(Description of the task): Reproduce all the lines exactly as they stand, apart from the pictures.

◆ ◆ ◆

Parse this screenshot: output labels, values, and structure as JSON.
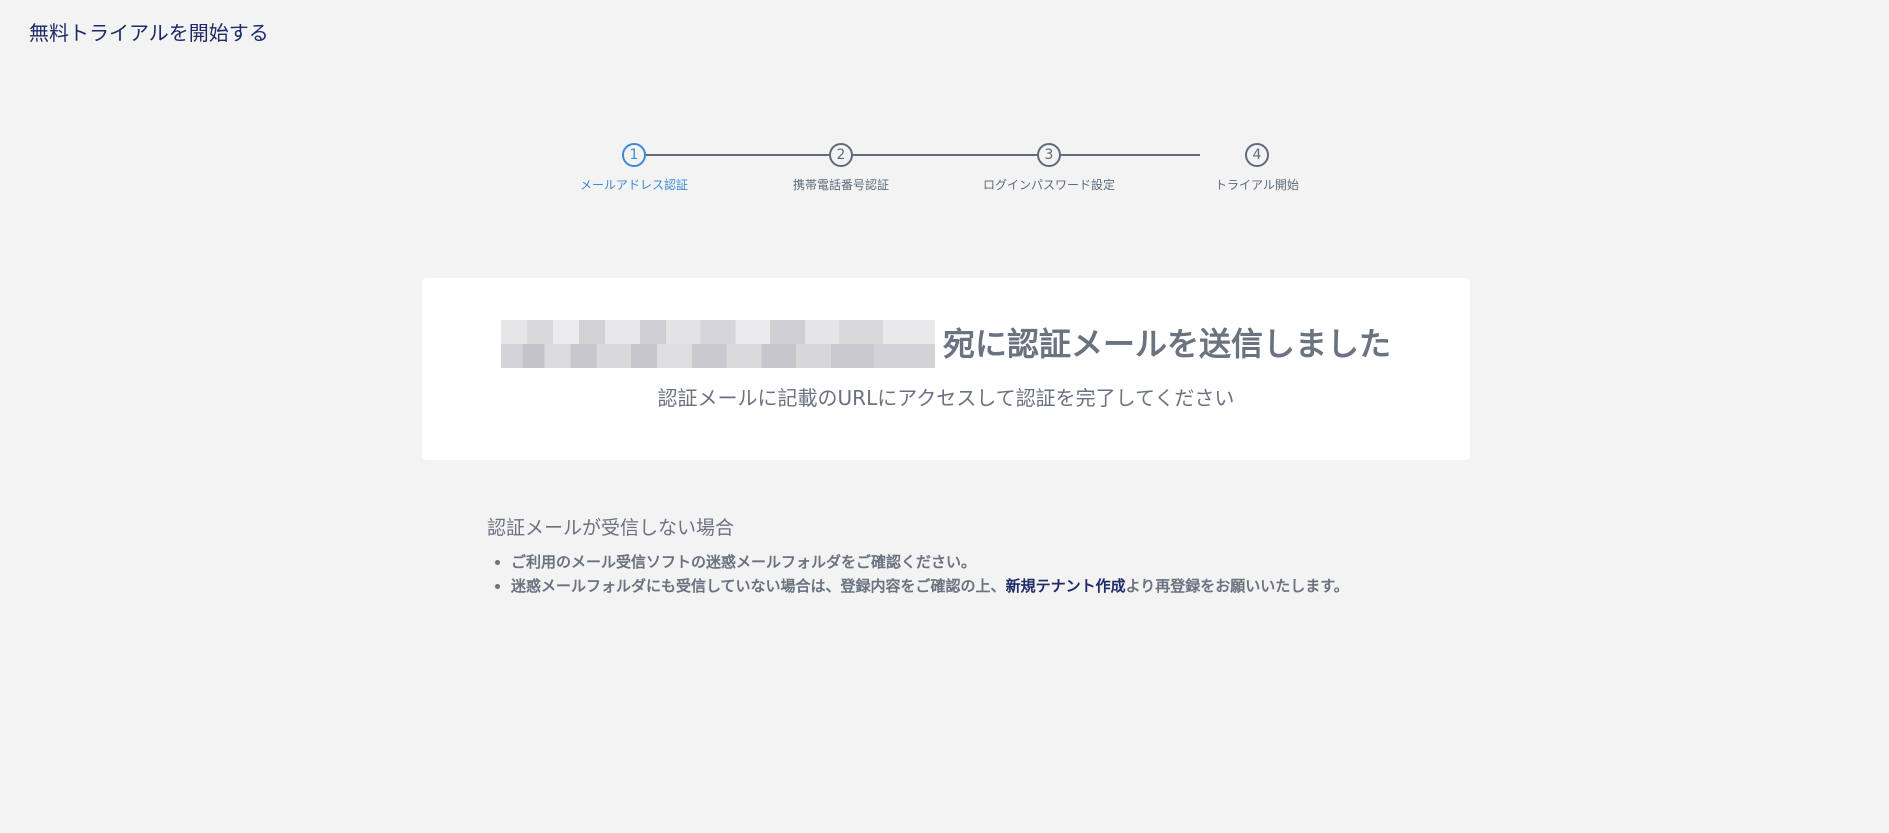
{
  "header": {
    "title": "無料トライアルを開始する"
  },
  "steps": [
    {
      "number": "1",
      "label": "メールアドレス認証",
      "active": true
    },
    {
      "number": "2",
      "label": "携帯電話番号認証",
      "active": false
    },
    {
      "number": "3",
      "label": "ログインパスワード設定",
      "active": false
    },
    {
      "number": "4",
      "label": "トライアル開始",
      "active": false
    }
  ],
  "card": {
    "headline_suffix": "宛に認証メールを送信しました",
    "subline": "認証メールに記載のURLにアクセスして認証を完了してください"
  },
  "help": {
    "title": "認証メールが受信しない場合",
    "item1": "ご利用のメール受信ソフトの迷惑メールフォルダをご確認ください。",
    "item2_before": "迷惑メールフォルダにも受信していない場合は、登録内容をご確認の上、",
    "item2_link": "新規テナント作成",
    "item2_after": "より再登録をお願いいたします。"
  },
  "colors": {
    "accent": "#3b8ad6",
    "title": "#1f2a66",
    "text": "#6b7280",
    "background": "#f3f3f3"
  }
}
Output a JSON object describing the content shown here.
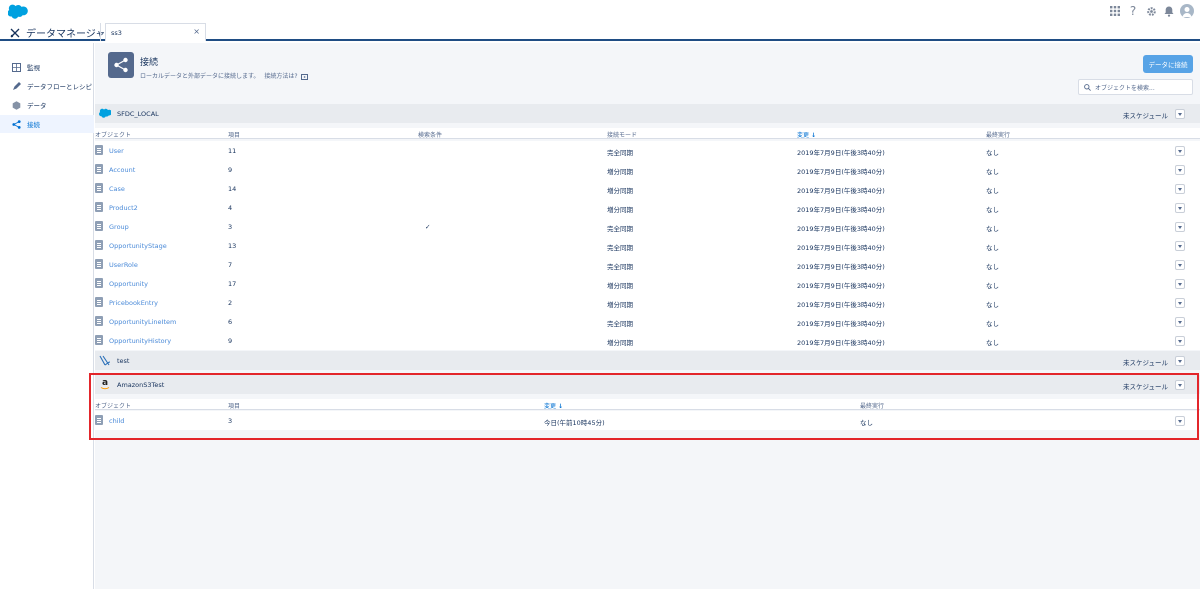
{
  "header": {
    "app_name": "データマネージャ",
    "tab_label": "ss3",
    "tab_close": "×"
  },
  "topbar": {
    "icons": [
      "app-launcher-icon",
      "help-icon",
      "gear-icon",
      "bell-icon",
      "avatar"
    ],
    "help_glyph": "?"
  },
  "sidebar": {
    "items": [
      {
        "label": "監視",
        "icon": "monitor-icon"
      },
      {
        "label": "データフローとレシピ",
        "icon": "pencil-icon"
      },
      {
        "label": "データ",
        "icon": "hexagon-icon"
      },
      {
        "label": "接続",
        "icon": "share-icon",
        "active": true
      }
    ]
  },
  "page": {
    "title": "接続",
    "subtitle": "ローカルデータと外部データに接続します。",
    "help_link": "接続方法は?",
    "connect_button": "データに接続",
    "search_placeholder": "オブジェクトを検索..."
  },
  "groups": [
    {
      "name": "SFDC_LOCAL",
      "icon": "salesforce-cloud-icon",
      "schedule": "未スケジュール",
      "columns": [
        "オブジェクト",
        "項目",
        "検索条件",
        "接続モード",
        "変更",
        "最終実行"
      ],
      "rows": [
        {
          "object": "User",
          "fields": "11",
          "filter": "",
          "mode": "完全同期",
          "changed": "2019年7月9日(午後3時40分)",
          "last_run": "なし"
        },
        {
          "object": "Account",
          "fields": "9",
          "filter": "",
          "mode": "増分同期",
          "changed": "2019年7月9日(午後3時40分)",
          "last_run": "なし"
        },
        {
          "object": "Case",
          "fields": "14",
          "filter": "",
          "mode": "増分同期",
          "changed": "2019年7月9日(午後3時40分)",
          "last_run": "なし"
        },
        {
          "object": "Product2",
          "fields": "4",
          "filter": "",
          "mode": "増分同期",
          "changed": "2019年7月9日(午後3時40分)",
          "last_run": "なし"
        },
        {
          "object": "Group",
          "fields": "3",
          "filter": "✓",
          "mode": "完全同期",
          "changed": "2019年7月9日(午後3時40分)",
          "last_run": "なし"
        },
        {
          "object": "OpportunityStage",
          "fields": "13",
          "filter": "",
          "mode": "完全同期",
          "changed": "2019年7月9日(午後3時40分)",
          "last_run": "なし"
        },
        {
          "object": "UserRole",
          "fields": "7",
          "filter": "",
          "mode": "完全同期",
          "changed": "2019年7月9日(午後3時40分)",
          "last_run": "なし"
        },
        {
          "object": "Opportunity",
          "fields": "17",
          "filter": "",
          "mode": "増分同期",
          "changed": "2019年7月9日(午後3時40分)",
          "last_run": "なし"
        },
        {
          "object": "PricebookEntry",
          "fields": "2",
          "filter": "",
          "mode": "増分同期",
          "changed": "2019年7月9日(午後3時40分)",
          "last_run": "なし"
        },
        {
          "object": "OpportunityLineItem",
          "fields": "6",
          "filter": "",
          "mode": "完全同期",
          "changed": "2019年7月9日(午後3時40分)",
          "last_run": "なし"
        },
        {
          "object": "OpportunityHistory",
          "fields": "9",
          "filter": "",
          "mode": "増分同期",
          "changed": "2019年7月9日(午後3時40分)",
          "last_run": "なし"
        }
      ]
    },
    {
      "name": "test",
      "icon": "connector-icon",
      "schedule": "未スケジュール"
    },
    {
      "name": "AmazonS3Test",
      "icon": "amazon-icon",
      "icon_letter": "a",
      "schedule": "未スケジュール",
      "columns": [
        "オブジェクト",
        "項目",
        "変更",
        "最終実行"
      ],
      "rows": [
        {
          "object": "child",
          "fields": "3",
          "changed": "今日(午前10時45分)",
          "last_run": "なし"
        }
      ]
    }
  ],
  "colors": {
    "accent": "#0070d2",
    "button": "#57a3e6",
    "highlight": "#e3262b"
  }
}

◆ ◆ ◆

(Output of the task):
Parse this screenshot: output labels, values, and structure as JSON.
{
  "header": {
    "title": "無料トライアルを開始する"
  },
  "steps": [
    {
      "number": "1",
      "label": "メールアドレス認証",
      "active": true
    },
    {
      "number": "2",
      "label": "携帯電話番号認証",
      "active": false
    },
    {
      "number": "3",
      "label": "ログインパスワード設定",
      "active": false
    },
    {
      "number": "4",
      "label": "トライアル開始",
      "active": false
    }
  ],
  "card": {
    "headline_suffix": "宛に認証メールを送信しました",
    "subline": "認証メールに記載のURLにアクセスして認証を完了してください"
  },
  "help": {
    "title": "認証メールが受信しない場合",
    "item1": "ご利用のメール受信ソフトの迷惑メールフォルダをご確認ください。",
    "item2_before": "迷惑メールフォルダにも受信していない場合は、登録内容をご確認の上、",
    "item2_link": "新規テナント作成",
    "item2_after": "より再登録をお願いいたします。"
  },
  "colors": {
    "accent": "#3b8ad6",
    "title": "#1f2a66",
    "text": "#6b7280",
    "background": "#f3f3f3"
  }
}
Output a JSON object describing the content shown here.
{
  "header": {
    "app_name": "データマネージャ",
    "tab_label": "ss3",
    "tab_close": "×"
  },
  "topbar": {
    "icons": [
      "app-launcher-icon",
      "help-icon",
      "gear-icon",
      "bell-icon",
      "avatar"
    ],
    "help_glyph": "?"
  },
  "sidebar": {
    "items": [
      {
        "label": "監視",
        "icon": "monitor-icon"
      },
      {
        "label": "データフローとレシピ",
        "icon": "pencil-icon"
      },
      {
        "label": "データ",
        "icon": "hexagon-icon"
      },
      {
        "label": "接続",
        "icon": "share-icon",
        "active": true
      }
    ]
  },
  "page": {
    "title": "接続",
    "subtitle": "ローカルデータと外部データに接続します。",
    "help_link": "接続方法は?",
    "connect_button": "データに接続",
    "search_placeholder": "オブジェクトを検索..."
  },
  "groups": [
    {
      "name": "SFDC_LOCAL",
      "icon": "salesforce-cloud-icon",
      "schedule": "未スケジュール",
      "columns": [
        "オブジェクト",
        "項目",
        "検索条件",
        "接続モード",
        "変更",
        "最終実行"
      ],
      "rows": [
        {
          "object": "User",
          "fields": "11",
          "filter": "",
          "mode": "完全同期",
          "changed": "2019年7月9日(午後3時40分)",
          "last_run": "なし"
        },
        {
          "object": "Account",
          "fields": "9",
          "filter": "",
          "mode": "増分同期",
          "changed": "2019年7月9日(午後3時40分)",
          "last_run": "なし"
        },
        {
          "object": "Case",
          "fields": "14",
          "filter": "",
          "mode": "増分同期",
          "changed": "2019年7月9日(午後3時40分)",
          "last_run": "なし"
        },
        {
          "object": "Product2",
          "fields": "4",
          "filter": "",
          "mode": "増分同期",
          "changed": "2019年7月9日(午後3時40分)",
          "last_run": "なし"
        },
        {
          "object": "Group",
          "fields": "3",
          "filter": "✓",
          "mode": "完全同期",
          "changed": "2019年7月9日(午後3時40分)",
          "last_run": "なし"
        },
        {
          "object": "OpportunityStage",
          "fields": "13",
          "filter": "",
          "mode": "完全同期",
          "changed": "2019年7月9日(午後3時40分)",
          "last_run": "なし"
        },
        {
          "object": "UserRole",
          "fields": "7",
          "filter": "",
          "mode": "完全同期",
          "changed": "2019年7月9日(午後3時40分)",
          "last_run": "なし"
        },
        {
          "object": "Opportunity",
          "fields": "17",
          "filter": "",
          "mode": "増分同期",
          "changed": "2019年7月9日(午後3時40分)",
          "last_run": "なし"
        },
        {
          "object": "PricebookEntry",
          "fields": "2",
          "filter": "",
          "mode": "増分同期",
          "changed": "2019年7月9日(午後3時40分)",
          "last_run": "なし"
        },
        {
          "object": "OpportunityLineItem",
          "fields": "6",
          "filter": "",
          "mode": "完全同期",
          "changed": "2019年7月9日(午後3時40分)",
          "last_run": "なし"
        },
        {
          "object": "OpportunityHistory",
          "fields": "9",
          "filter": "",
          "mode": "増分同期",
          "changed": "2019年7月9日(午後3時40分)",
          "last_run": "なし"
        }
      ]
    },
    {
      "name": "test",
      "icon": "connector-icon",
      "schedule": "未スケジュール"
    },
    {
      "name": "AmazonS3Test",
      "icon": "amazon-icon",
      "icon_letter": "a",
      "schedule": "未スケジュール",
      "columns": [
        "オブジェクト",
        "項目",
        "変更",
        "最終実行"
      ],
      "rows": [
        {
          "object": "child",
          "fields": "3",
          "changed": "今日(午前10時45分)",
          "last_run": "なし"
        }
      ]
    }
  ],
  "colors": {
    "accent": "#0070d2",
    "button": "#57a3e6",
    "highlight": "#e3262b"
  }
}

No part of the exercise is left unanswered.